DATA SUPPLIED:
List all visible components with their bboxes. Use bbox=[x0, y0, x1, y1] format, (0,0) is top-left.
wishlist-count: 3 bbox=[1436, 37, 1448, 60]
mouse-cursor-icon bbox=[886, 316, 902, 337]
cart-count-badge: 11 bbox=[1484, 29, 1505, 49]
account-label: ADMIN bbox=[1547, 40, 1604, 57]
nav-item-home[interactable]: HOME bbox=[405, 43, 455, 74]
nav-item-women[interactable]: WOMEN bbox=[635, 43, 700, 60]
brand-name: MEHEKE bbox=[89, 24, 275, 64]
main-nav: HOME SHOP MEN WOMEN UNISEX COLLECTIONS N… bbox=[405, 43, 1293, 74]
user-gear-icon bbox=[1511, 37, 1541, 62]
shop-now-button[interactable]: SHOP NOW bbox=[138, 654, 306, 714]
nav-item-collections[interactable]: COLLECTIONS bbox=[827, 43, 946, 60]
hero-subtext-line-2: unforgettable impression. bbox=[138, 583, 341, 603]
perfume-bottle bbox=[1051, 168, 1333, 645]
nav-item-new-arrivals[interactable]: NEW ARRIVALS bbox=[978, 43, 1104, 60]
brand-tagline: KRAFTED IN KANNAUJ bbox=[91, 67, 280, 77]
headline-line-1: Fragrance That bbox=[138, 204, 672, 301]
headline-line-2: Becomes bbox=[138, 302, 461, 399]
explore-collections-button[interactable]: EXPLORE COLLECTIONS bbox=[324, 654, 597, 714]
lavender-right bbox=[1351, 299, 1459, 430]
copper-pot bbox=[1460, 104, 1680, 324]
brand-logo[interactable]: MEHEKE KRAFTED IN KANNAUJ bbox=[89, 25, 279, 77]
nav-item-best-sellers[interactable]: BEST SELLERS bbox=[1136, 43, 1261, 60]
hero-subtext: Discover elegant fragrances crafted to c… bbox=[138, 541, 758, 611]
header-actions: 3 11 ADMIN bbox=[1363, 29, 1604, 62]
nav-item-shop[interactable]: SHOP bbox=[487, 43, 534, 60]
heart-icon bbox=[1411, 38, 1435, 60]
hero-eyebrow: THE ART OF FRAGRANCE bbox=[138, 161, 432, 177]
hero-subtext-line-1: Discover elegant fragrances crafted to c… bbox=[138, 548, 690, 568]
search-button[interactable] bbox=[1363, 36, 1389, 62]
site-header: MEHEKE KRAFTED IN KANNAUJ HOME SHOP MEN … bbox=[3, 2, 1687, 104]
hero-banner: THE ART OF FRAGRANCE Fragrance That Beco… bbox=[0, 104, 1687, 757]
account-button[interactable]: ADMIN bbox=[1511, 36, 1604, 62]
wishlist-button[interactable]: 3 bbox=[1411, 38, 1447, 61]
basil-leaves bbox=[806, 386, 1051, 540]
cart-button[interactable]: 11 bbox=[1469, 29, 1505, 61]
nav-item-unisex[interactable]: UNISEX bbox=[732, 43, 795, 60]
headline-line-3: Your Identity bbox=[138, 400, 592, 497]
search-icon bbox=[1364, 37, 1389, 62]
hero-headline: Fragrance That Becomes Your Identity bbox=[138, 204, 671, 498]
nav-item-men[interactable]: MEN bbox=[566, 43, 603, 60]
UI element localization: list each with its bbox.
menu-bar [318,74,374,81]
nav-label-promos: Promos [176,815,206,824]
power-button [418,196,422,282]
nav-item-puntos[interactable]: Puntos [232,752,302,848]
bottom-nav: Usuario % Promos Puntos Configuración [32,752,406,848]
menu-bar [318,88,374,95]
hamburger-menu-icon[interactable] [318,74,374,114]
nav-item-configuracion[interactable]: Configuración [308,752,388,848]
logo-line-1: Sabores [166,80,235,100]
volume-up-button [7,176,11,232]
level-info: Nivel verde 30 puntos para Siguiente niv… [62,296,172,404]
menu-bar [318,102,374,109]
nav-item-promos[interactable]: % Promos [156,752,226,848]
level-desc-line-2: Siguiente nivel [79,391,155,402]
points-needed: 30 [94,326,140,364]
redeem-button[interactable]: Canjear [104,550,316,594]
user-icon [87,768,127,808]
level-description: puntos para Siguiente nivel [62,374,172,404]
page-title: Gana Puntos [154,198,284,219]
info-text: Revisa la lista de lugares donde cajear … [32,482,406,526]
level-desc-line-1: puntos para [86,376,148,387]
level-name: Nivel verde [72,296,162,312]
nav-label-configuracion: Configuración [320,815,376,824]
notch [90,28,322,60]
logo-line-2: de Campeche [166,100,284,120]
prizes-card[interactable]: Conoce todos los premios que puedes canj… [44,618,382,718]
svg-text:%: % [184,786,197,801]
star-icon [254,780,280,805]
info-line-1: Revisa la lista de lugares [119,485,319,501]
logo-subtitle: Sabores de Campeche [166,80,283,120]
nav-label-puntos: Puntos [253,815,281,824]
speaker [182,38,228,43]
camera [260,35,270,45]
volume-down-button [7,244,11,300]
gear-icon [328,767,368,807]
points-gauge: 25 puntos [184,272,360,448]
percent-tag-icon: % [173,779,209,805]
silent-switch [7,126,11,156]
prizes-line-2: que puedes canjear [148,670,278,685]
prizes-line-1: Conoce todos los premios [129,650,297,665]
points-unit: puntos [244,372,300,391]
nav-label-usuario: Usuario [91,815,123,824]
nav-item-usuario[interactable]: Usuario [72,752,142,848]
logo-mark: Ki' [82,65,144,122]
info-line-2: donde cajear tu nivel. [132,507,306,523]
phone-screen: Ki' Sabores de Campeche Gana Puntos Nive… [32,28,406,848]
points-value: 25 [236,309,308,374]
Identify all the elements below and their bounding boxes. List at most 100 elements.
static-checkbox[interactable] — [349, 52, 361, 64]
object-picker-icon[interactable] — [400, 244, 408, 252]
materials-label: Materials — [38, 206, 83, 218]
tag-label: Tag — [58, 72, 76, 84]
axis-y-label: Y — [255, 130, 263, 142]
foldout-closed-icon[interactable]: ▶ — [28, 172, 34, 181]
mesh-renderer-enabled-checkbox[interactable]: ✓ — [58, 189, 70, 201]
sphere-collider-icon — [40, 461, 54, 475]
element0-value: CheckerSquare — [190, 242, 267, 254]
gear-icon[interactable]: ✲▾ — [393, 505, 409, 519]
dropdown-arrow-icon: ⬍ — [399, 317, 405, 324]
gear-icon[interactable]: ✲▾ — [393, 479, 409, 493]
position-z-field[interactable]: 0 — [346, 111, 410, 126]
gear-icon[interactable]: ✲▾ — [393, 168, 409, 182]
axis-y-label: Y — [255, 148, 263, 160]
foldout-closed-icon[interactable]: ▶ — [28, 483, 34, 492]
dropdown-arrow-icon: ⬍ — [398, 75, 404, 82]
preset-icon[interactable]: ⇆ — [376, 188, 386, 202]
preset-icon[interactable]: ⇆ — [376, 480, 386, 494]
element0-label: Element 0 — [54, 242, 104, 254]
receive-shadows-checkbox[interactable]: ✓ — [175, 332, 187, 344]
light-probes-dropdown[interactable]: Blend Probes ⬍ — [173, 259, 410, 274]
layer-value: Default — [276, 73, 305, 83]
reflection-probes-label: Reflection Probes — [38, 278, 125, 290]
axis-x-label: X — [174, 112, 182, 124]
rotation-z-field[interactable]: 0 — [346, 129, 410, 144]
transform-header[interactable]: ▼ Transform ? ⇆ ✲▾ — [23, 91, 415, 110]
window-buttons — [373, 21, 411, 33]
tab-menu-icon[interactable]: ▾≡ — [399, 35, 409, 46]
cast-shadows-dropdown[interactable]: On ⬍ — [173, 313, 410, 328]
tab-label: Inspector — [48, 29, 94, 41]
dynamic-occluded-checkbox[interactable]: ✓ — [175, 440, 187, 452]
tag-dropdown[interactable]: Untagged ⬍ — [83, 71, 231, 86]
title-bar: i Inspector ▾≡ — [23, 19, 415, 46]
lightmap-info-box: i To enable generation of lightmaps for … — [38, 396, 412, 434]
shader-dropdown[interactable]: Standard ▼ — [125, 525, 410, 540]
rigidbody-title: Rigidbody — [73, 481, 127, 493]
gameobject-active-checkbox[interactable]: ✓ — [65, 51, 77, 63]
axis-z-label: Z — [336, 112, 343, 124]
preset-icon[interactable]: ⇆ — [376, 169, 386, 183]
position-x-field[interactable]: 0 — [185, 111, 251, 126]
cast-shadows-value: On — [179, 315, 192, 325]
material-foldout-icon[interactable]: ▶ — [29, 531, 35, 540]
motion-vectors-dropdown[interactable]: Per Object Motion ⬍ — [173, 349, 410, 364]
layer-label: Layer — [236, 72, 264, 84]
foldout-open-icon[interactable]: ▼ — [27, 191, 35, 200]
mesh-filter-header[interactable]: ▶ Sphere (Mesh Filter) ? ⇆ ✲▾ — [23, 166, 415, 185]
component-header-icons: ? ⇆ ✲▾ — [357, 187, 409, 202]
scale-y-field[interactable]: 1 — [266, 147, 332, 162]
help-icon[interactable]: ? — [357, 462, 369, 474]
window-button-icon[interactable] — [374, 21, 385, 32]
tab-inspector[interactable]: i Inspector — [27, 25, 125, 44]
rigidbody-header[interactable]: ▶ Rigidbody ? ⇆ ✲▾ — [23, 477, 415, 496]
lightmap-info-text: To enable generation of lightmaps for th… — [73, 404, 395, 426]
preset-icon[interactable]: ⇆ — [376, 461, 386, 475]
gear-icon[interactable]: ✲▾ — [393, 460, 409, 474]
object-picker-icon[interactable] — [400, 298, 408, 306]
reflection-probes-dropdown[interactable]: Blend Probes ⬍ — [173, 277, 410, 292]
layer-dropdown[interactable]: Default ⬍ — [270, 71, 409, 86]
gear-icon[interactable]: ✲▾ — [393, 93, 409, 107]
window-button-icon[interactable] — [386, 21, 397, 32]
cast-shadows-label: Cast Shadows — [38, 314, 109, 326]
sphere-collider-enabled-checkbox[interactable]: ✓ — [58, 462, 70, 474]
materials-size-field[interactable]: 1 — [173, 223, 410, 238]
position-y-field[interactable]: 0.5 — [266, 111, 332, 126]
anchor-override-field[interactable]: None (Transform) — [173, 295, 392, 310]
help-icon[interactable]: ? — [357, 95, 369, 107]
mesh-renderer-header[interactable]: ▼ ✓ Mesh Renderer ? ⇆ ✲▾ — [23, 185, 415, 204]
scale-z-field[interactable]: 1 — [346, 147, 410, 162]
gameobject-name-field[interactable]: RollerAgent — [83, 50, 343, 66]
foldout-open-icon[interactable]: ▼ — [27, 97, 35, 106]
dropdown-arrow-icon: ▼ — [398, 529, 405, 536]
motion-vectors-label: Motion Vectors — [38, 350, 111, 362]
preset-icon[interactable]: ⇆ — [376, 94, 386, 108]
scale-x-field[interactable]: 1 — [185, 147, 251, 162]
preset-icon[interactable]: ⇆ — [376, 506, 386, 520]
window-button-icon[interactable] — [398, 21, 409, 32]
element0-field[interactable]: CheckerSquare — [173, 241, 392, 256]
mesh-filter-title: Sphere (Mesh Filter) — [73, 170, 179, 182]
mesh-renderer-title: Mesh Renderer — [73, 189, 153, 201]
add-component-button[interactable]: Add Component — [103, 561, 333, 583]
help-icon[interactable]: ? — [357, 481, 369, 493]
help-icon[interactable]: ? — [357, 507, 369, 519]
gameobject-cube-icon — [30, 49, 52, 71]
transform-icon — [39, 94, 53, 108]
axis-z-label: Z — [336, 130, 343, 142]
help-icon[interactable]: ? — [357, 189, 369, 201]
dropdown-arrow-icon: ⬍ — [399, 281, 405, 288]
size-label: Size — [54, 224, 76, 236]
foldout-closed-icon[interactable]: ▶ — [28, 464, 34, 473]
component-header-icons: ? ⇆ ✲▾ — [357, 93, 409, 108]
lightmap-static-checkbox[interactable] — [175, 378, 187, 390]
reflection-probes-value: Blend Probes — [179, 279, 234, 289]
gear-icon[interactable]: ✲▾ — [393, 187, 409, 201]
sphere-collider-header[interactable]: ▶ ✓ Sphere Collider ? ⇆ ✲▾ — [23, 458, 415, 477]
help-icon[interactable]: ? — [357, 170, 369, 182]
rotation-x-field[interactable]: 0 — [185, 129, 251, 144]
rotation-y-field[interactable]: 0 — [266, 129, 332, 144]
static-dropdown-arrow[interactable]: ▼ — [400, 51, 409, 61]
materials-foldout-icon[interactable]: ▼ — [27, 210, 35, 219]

GIVEN TASK: Gather every line in the items above that contains the word "hero", matching case exactly.

FULL OUTPUT:
hero-subtext-line-2: unforgettable impression. bbox=[138, 583, 341, 603]
hero-subtext: Discover elegant fragrances crafted to c… bbox=[138, 541, 758, 611]
hero-eyebrow: THE ART OF FRAGRANCE bbox=[138, 161, 432, 177]
hero-subtext-line-1: Discover elegant fragrances crafted to c… bbox=[138, 548, 690, 568]
hero-banner: THE ART OF FRAGRANCE Fragrance That Beco… bbox=[0, 104, 1687, 757]
hero-headline: Fragrance That Becomes Your Identity bbox=[138, 204, 671, 498]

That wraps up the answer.